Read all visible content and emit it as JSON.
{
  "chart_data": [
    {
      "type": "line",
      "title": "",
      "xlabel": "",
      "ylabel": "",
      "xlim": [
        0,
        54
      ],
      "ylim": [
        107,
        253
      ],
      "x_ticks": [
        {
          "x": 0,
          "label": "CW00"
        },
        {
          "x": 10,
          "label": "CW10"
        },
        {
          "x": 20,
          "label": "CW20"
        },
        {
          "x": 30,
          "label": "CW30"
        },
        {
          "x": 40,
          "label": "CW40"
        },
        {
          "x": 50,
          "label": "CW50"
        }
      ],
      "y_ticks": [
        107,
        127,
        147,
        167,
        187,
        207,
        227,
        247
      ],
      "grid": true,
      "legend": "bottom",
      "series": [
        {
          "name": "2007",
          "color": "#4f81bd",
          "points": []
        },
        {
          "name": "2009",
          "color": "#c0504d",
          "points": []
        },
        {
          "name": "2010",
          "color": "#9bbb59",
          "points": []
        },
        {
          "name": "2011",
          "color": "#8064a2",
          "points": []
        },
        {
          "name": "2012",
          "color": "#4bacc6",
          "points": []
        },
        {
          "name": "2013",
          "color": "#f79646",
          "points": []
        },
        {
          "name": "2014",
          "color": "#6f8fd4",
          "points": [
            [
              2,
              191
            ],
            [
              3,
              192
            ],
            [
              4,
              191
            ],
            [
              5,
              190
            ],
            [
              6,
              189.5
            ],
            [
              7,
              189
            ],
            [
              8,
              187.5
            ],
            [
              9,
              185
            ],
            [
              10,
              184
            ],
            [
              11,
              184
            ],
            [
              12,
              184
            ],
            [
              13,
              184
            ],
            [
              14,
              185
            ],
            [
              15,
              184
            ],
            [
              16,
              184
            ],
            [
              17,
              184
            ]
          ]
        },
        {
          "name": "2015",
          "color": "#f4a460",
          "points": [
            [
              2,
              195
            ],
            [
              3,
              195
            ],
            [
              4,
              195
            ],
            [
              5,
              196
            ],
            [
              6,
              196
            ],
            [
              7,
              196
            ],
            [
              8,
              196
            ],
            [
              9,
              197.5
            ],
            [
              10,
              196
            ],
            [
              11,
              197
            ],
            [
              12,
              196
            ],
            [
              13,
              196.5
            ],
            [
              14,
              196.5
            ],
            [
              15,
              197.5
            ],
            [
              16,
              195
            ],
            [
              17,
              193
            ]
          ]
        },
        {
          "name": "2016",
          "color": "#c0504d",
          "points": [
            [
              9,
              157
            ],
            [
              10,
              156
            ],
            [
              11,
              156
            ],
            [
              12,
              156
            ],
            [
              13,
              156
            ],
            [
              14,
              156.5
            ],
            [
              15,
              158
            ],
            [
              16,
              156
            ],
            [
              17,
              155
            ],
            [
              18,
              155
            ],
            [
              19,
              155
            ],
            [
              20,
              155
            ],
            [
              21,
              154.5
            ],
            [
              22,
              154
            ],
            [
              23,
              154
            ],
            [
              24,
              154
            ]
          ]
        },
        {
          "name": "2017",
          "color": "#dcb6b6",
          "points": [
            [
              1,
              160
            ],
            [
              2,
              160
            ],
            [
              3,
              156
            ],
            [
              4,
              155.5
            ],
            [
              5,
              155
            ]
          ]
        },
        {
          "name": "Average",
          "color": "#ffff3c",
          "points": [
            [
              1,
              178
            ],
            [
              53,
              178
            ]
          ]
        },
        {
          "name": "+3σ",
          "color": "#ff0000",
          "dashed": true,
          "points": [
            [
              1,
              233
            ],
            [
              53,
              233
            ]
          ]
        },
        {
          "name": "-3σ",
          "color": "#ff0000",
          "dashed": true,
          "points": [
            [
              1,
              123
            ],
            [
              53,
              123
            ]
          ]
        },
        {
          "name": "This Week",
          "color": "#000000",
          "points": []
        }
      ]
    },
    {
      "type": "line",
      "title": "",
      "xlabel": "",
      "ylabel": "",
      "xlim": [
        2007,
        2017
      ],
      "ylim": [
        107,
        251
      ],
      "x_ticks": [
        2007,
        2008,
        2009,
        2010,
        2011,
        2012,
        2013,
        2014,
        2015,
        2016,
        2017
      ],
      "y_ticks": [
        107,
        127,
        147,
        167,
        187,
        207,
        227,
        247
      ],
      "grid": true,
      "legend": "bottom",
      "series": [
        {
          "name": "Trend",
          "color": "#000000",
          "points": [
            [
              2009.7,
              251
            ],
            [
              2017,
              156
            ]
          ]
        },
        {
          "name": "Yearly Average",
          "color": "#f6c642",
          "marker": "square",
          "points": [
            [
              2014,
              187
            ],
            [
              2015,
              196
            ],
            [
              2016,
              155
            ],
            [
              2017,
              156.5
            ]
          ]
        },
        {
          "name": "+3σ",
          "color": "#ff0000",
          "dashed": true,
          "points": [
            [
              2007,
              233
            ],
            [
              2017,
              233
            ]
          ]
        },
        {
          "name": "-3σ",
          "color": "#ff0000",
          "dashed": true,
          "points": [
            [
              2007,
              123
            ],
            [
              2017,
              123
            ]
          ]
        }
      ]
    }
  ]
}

*What is expected*.
Reproduce the whole listing word for word.

*Answer to this exercise*.
Read all visible content and emit it as JSON.
{
  "chart_data": [
    {
      "type": "line",
      "title": "",
      "xlabel": "",
      "ylabel": "",
      "xlim": [
        0,
        54
      ],
      "ylim": [
        107,
        253
      ],
      "x_ticks": [
        {
          "x": 0,
          "label": "CW00"
        },
        {
          "x": 10,
          "label": "CW10"
        },
        {
          "x": 20,
          "label": "CW20"
        },
        {
          "x": 30,
          "label": "CW30"
        },
        {
          "x": 40,
          "label": "CW40"
        },
        {
          "x": 50,
          "label": "CW50"
        }
      ],
      "y_ticks": [
        107,
        127,
        147,
        167,
        187,
        207,
        227,
        247
      ],
      "grid": true,
      "legend": "bottom",
      "series": [
        {
          "name": "2007",
          "color": "#4f81bd",
          "points": []
        },
        {
          "name": "2009",
          "color": "#c0504d",
          "points": []
        },
        {
          "name": "2010",
          "color": "#9bbb59",
          "points": []
        },
        {
          "name": "2011",
          "color": "#8064a2",
          "points": []
        },
        {
          "name": "2012",
          "color": "#4bacc6",
          "points": []
        },
        {
          "name": "2013",
          "color": "#f79646",
          "points": []
        },
        {
          "name": "2014",
          "color": "#6f8fd4",
          "points": [
            [
              2,
              191
            ],
            [
              3,
              192
            ],
            [
              4,
              191
            ],
            [
              5,
              190
            ],
            [
              6,
              189.5
            ],
            [
              7,
              189
            ],
            [
              8,
              187.5
            ],
            [
              9,
              185
            ],
            [
              10,
              184
            ],
            [
              11,
              184
            ],
            [
              12,
              184
            ],
            [
              13,
              184
            ],
            [
              14,
              185
            ],
            [
              15,
              184
            ],
            [
              16,
              184
            ],
            [
              17,
              184
            ]
          ]
        },
        {
          "name": "2015",
          "color": "#f4a460",
          "points": [
            [
              2,
              195
            ],
            [
              3,
              195
            ],
            [
              4,
              195
            ],
            [
              5,
              196
            ],
            [
              6,
              196
            ],
            [
              7,
              196
            ],
            [
              8,
              196
            ],
            [
              9,
              197.5
            ],
            [
              10,
              196
            ],
            [
              11,
              197
            ],
            [
              12,
              196
            ],
            [
              13,
              196.5
            ],
            [
              14,
              196.5
            ],
            [
              15,
              197.5
            ],
            [
              16,
              195
            ],
            [
              17,
              193
            ]
          ]
        },
        {
          "name": "2016",
          "color": "#c0504d",
          "points": [
            [
              9,
              157
            ],
            [
              10,
              156
            ],
            [
              11,
              156
            ],
            [
              12,
              156
            ],
            [
              13,
              156
            ],
            [
              14,
              156.5
            ],
            [
              15,
              158
            ],
            [
              16,
              156
            ],
            [
              17,
              155
            ],
            [
              18,
              155
            ],
            [
              19,
              155
            ],
            [
              20,
              155
            ],
            [
              21,
              154.5
            ],
            [
              22,
              154
            ],
            [
              23,
              154
            ],
            [
              24,
              154
            ]
          ]
        },
        {
          "name": "2017",
          "color": "#dcb6b6",
          "points": [
            [
              1,
              160
            ],
            [
              2,
              160
            ],
            [
              3,
              156
            ],
            [
              4,
              155.5
            ],
            [
              5,
              155
            ]
          ]
        },
        {
          "name": "Average",
          "color": "#ffff3c",
          "points": [
            [
              1,
              178
            ],
            [
              53,
              178
            ]
          ]
        },
        {
          "name": "+3σ",
          "color": "#ff0000",
          "dashed": true,
          "points": [
            [
              1,
              233
            ],
            [
              53,
              233
            ]
          ]
        },
        {
          "name": "-3σ",
          "color": "#ff0000",
          "dashed": true,
          "points": [
            [
              1,
              123
            ],
            [
              53,
              123
            ]
          ]
        },
        {
          "name": "This Week",
          "color": "#000000",
          "points": []
        }
      ]
    },
    {
      "type": "line",
      "title": "",
      "xlabel": "",
      "ylabel": "",
      "xlim": [
        2007,
        2017
      ],
      "ylim": [
        107,
        251
      ],
      "x_ticks": [
        2007,
        2008,
        2009,
        2010,
        2011,
        2012,
        2013,
        2014,
        2015,
        2016,
        2017
      ],
      "y_ticks": [
        107,
        127,
        147,
        167,
        187,
        207,
        227,
        247
      ],
      "grid": true,
      "legend": "bottom",
      "series": [
        {
          "name": "Trend",
          "color": "#000000",
          "points": [
            [
              2009.7,
              251
            ],
            [
              2017,
              156
            ]
          ]
        },
        {
          "name": "Yearly Average",
          "color": "#f6c642",
          "marker": "square",
          "points": [
            [
              2014,
              187
            ],
            [
              2015,
              196
            ],
            [
              2016,
              155
            ],
            [
              2017,
              156.5
            ]
          ]
        },
        {
          "name": "+3σ",
          "color": "#ff0000",
          "dashed": true,
          "points": [
            [
              2007,
              233
            ],
            [
              2017,
              233
            ]
          ]
        },
        {
          "name": "-3σ",
          "color": "#ff0000",
          "dashed": true,
          "points": [
            [
              2007,
              123
            ],
            [
              2017,
              123
            ]
          ]
        }
      ]
    }
  ]
}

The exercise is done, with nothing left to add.